» **MATERIAL SUPPLIED**

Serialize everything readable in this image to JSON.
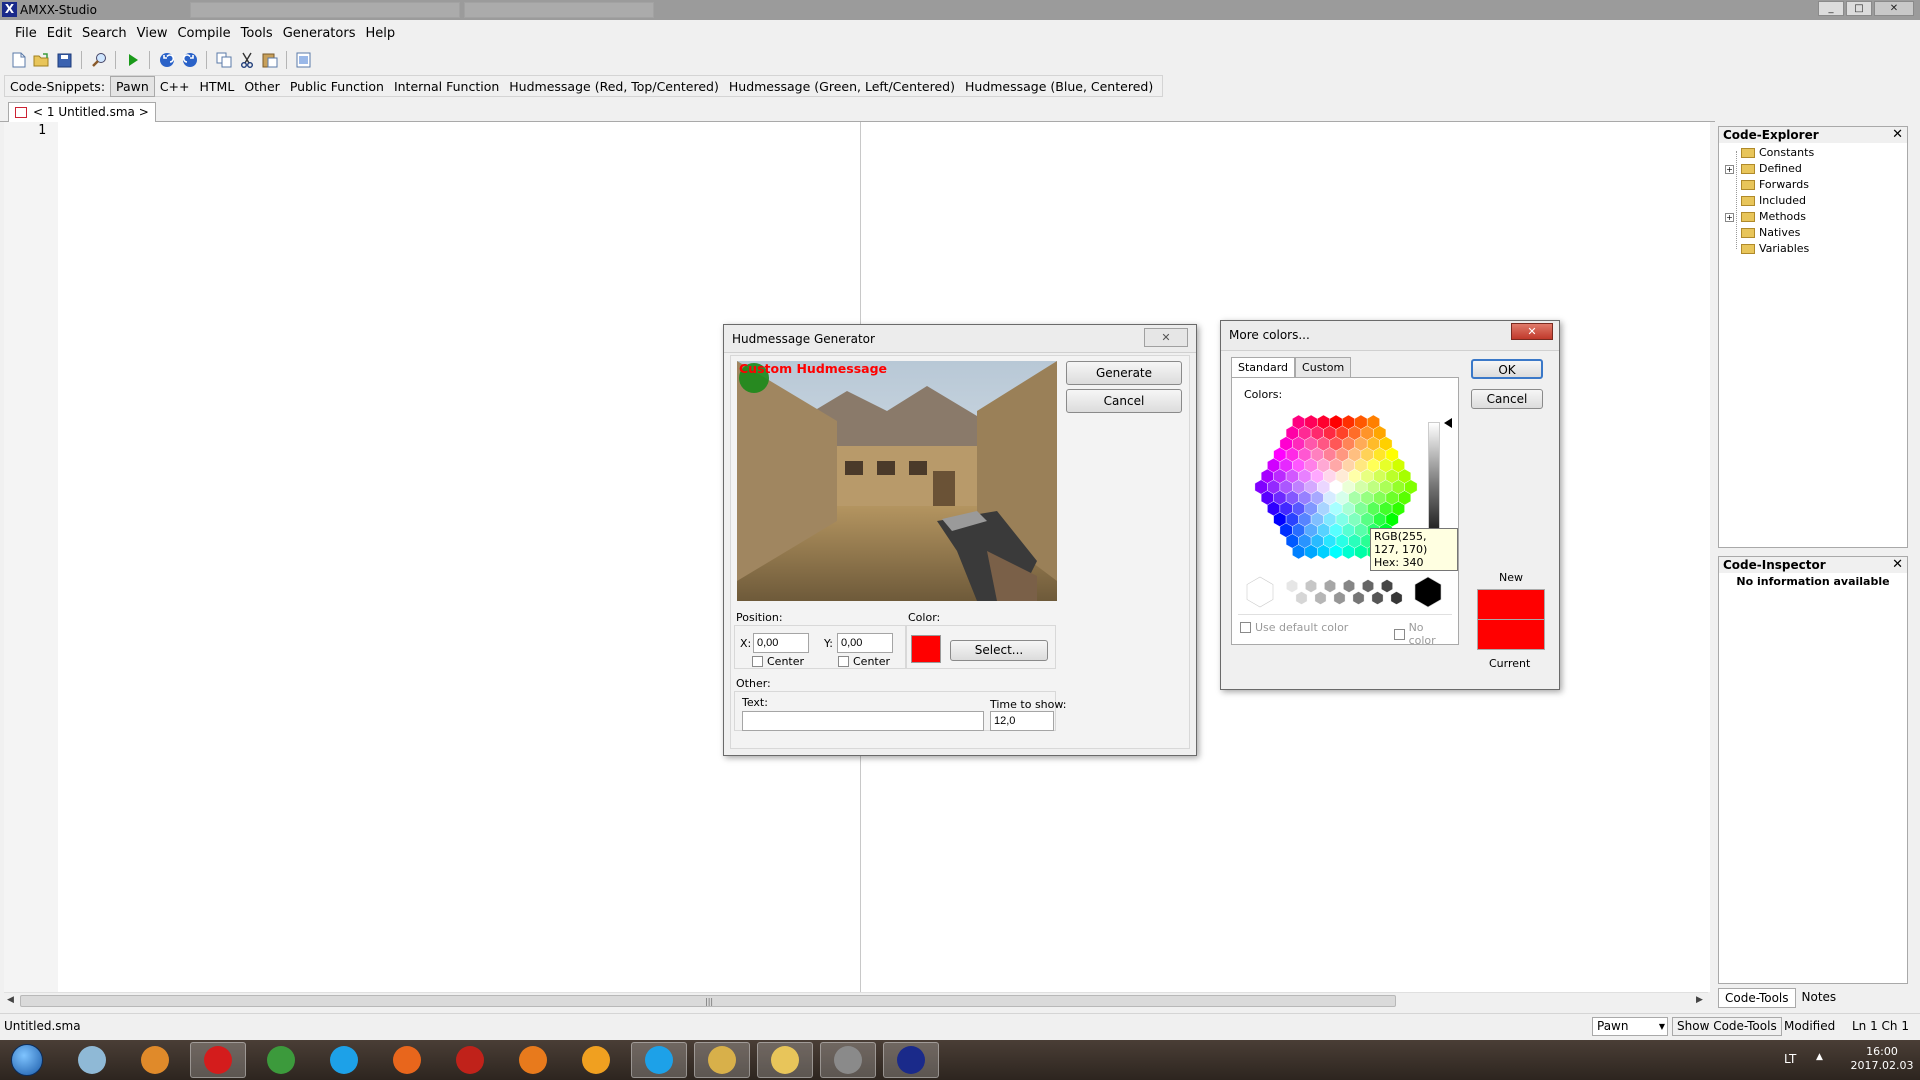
{
  "window": {
    "title": "AMXX-Studio",
    "minimize": "_",
    "maximize": "□",
    "close": "✕"
  },
  "menu": [
    "File",
    "Edit",
    "Search",
    "View",
    "Compile",
    "Tools",
    "Generators",
    "Help"
  ],
  "toolbar": [
    "new-file-icon",
    "open-folder-icon",
    "save-icon",
    "search-icon",
    "run-icon",
    "undo-icon",
    "redo-icon",
    "copy-icon",
    "cut-icon",
    "paste-icon",
    "select-all-icon"
  ],
  "snippets": {
    "label": "Code-Snippets:",
    "items": [
      "Pawn",
      "C++",
      "HTML",
      "Other",
      "Public Function",
      "Internal Function",
      "Hudmessage (Red, Top/Centered)",
      "Hudmessage (Green, Left/Centered)",
      "Hudmessage (Blue, Centered)"
    ],
    "active": "Pawn"
  },
  "document_tab": {
    "label": "< 1 Untitled.sma >"
  },
  "editor": {
    "line_number": "1",
    "scroll_grip": "|||"
  },
  "code_explorer": {
    "title": "Code-Explorer",
    "close": "✕",
    "items": [
      {
        "label": "Constants",
        "expandable": false
      },
      {
        "label": "Defined",
        "expandable": true
      },
      {
        "label": "Forwards",
        "expandable": false
      },
      {
        "label": "Included",
        "expandable": false
      },
      {
        "label": "Methods",
        "expandable": true
      },
      {
        "label": "Natives",
        "expandable": false
      },
      {
        "label": "Variables",
        "expandable": false
      }
    ],
    "expander_symbol": "+"
  },
  "code_inspector": {
    "title": "Code-Inspector",
    "close": "✕",
    "message": "No information available"
  },
  "bottom_tabs": [
    "Code-Tools",
    "Notes"
  ],
  "statusbar": {
    "file": "Untitled.sma",
    "language": "Pawn",
    "show_code_tools": "Show Code-Tools",
    "modified": "Modified",
    "position": "Ln 1 Ch 1"
  },
  "taskbar": {
    "tray_lang": "LT",
    "tray_arrow": "▲",
    "time": "16:00",
    "date": "2017.02.03",
    "apps": [
      {
        "name": "notepad-app-icon",
        "color": "#8fb9d6"
      },
      {
        "name": "blender-app-icon",
        "color": "#e08a2a"
      },
      {
        "name": "opera-app-icon",
        "color": "#d41c1c"
      },
      {
        "name": "chrome-app-icon",
        "color": "#3c9a3c"
      },
      {
        "name": "skype-app-icon",
        "color": "#1da1e8"
      },
      {
        "name": "firefox-app-icon",
        "color": "#e8661c"
      },
      {
        "name": "game-app-icon",
        "color": "#c0221a"
      },
      {
        "name": "half-life-app-icon",
        "color": "#e87a1c"
      },
      {
        "name": "media-player-app-icon",
        "color": "#f0a020"
      },
      {
        "name": "skype-busy-app-icon",
        "color": "#1da1e8"
      },
      {
        "name": "lock-app-icon",
        "color": "#d8b04a"
      },
      {
        "name": "explorer-app-icon",
        "color": "#e8c55a"
      },
      {
        "name": "tools-app-icon",
        "color": "#8a8a8a"
      },
      {
        "name": "amxx-studio-app-icon",
        "color": "#1a2a8a"
      }
    ]
  },
  "hud_dialog": {
    "title": "Hudmessage Generator",
    "close": "✕",
    "preview_text": "Custom Hudmessage",
    "generate": "Generate",
    "cancel": "Cancel",
    "position_label": "Position:",
    "x_label": "X:",
    "x_value": "0,00",
    "y_label": "Y:",
    "y_value": "0,00",
    "center_label": "Center",
    "color_label": "Color:",
    "select_button": "Select...",
    "other_label": "Other:",
    "text_label": "Text:",
    "text_value": "",
    "time_label": "Time to show:",
    "time_value": "12,0",
    "text_color": "#ff0000"
  },
  "colors_dialog": {
    "title": "More colors...",
    "close": "✕",
    "tabs": [
      "Standard",
      "Custom"
    ],
    "colors_label": "Colors:",
    "ok": "OK",
    "cancel": "Cancel",
    "tooltip_rgb": "RGB(255, 127, 170)",
    "tooltip_hex": "Hex: 340",
    "use_default": "Use default color",
    "no_color": "No color",
    "new_label": "New",
    "current_label": "Current",
    "new_color": "#ff0000",
    "current_color": "#ff0000"
  }
}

» **TASK REQUIREMENTS**
Leaving all pictures aside, quote each record exactly.

» **COMPLETED TASK**
Serialize everything readable in this image to JSON.
{
  "window": {
    "title": "AMXX-Studio",
    "minimize": "_",
    "maximize": "□",
    "close": "✕"
  },
  "menu": [
    "File",
    "Edit",
    "Search",
    "View",
    "Compile",
    "Tools",
    "Generators",
    "Help"
  ],
  "toolbar": [
    "new-file-icon",
    "open-folder-icon",
    "save-icon",
    "search-icon",
    "run-icon",
    "undo-icon",
    "redo-icon",
    "copy-icon",
    "cut-icon",
    "paste-icon",
    "select-all-icon"
  ],
  "snippets": {
    "label": "Code-Snippets:",
    "items": [
      "Pawn",
      "C++",
      "HTML",
      "Other",
      "Public Function",
      "Internal Function",
      "Hudmessage (Red, Top/Centered)",
      "Hudmessage (Green, Left/Centered)",
      "Hudmessage (Blue, Centered)"
    ],
    "active": "Pawn"
  },
  "document_tab": {
    "label": "< 1 Untitled.sma >"
  },
  "editor": {
    "line_number": "1",
    "scroll_grip": "|||"
  },
  "code_explorer": {
    "title": "Code-Explorer",
    "close": "✕",
    "items": [
      {
        "label": "Constants",
        "expandable": false
      },
      {
        "label": "Defined",
        "expandable": true
      },
      {
        "label": "Forwards",
        "expandable": false
      },
      {
        "label": "Included",
        "expandable": false
      },
      {
        "label": "Methods",
        "expandable": true
      },
      {
        "label": "Natives",
        "expandable": false
      },
      {
        "label": "Variables",
        "expandable": false
      }
    ],
    "expander_symbol": "+"
  },
  "code_inspector": {
    "title": "Code-Inspector",
    "close": "✕",
    "message": "No information available"
  },
  "bottom_tabs": [
    "Code-Tools",
    "Notes"
  ],
  "statusbar": {
    "file": "Untitled.sma",
    "language": "Pawn",
    "show_code_tools": "Show Code-Tools",
    "modified": "Modified",
    "position": "Ln 1 Ch 1"
  },
  "taskbar": {
    "tray_lang": "LT",
    "tray_arrow": "▲",
    "time": "16:00",
    "date": "2017.02.03",
    "apps": [
      {
        "name": "notepad-app-icon",
        "color": "#8fb9d6"
      },
      {
        "name": "blender-app-icon",
        "color": "#e08a2a"
      },
      {
        "name": "opera-app-icon",
        "color": "#d41c1c"
      },
      {
        "name": "chrome-app-icon",
        "color": "#3c9a3c"
      },
      {
        "name": "skype-app-icon",
        "color": "#1da1e8"
      },
      {
        "name": "firefox-app-icon",
        "color": "#e8661c"
      },
      {
        "name": "game-app-icon",
        "color": "#c0221a"
      },
      {
        "name": "half-life-app-icon",
        "color": "#e87a1c"
      },
      {
        "name": "media-player-app-icon",
        "color": "#f0a020"
      },
      {
        "name": "skype-busy-app-icon",
        "color": "#1da1e8"
      },
      {
        "name": "lock-app-icon",
        "color": "#d8b04a"
      },
      {
        "name": "explorer-app-icon",
        "color": "#e8c55a"
      },
      {
        "name": "tools-app-icon",
        "color": "#8a8a8a"
      },
      {
        "name": "amxx-studio-app-icon",
        "color": "#1a2a8a"
      }
    ]
  },
  "hud_dialog": {
    "title": "Hudmessage Generator",
    "close": "✕",
    "preview_text": "Custom Hudmessage",
    "generate": "Generate",
    "cancel": "Cancel",
    "position_label": "Position:",
    "x_label": "X:",
    "x_value": "0,00",
    "y_label": "Y:",
    "y_value": "0,00",
    "center_label": "Center",
    "color_label": "Color:",
    "select_button": "Select...",
    "other_label": "Other:",
    "text_label": "Text:",
    "text_value": "",
    "time_label": "Time to show:",
    "time_value": "12,0",
    "text_color": "#ff0000"
  },
  "colors_dialog": {
    "title": "More colors...",
    "close": "✕",
    "tabs": [
      "Standard",
      "Custom"
    ],
    "colors_label": "Colors:",
    "ok": "OK",
    "cancel": "Cancel",
    "tooltip_rgb": "RGB(255, 127, 170)",
    "tooltip_hex": "Hex: 340",
    "use_default": "Use default color",
    "no_color": "No color",
    "new_label": "New",
    "current_label": "Current",
    "new_color": "#ff0000",
    "current_color": "#ff0000"
  }
}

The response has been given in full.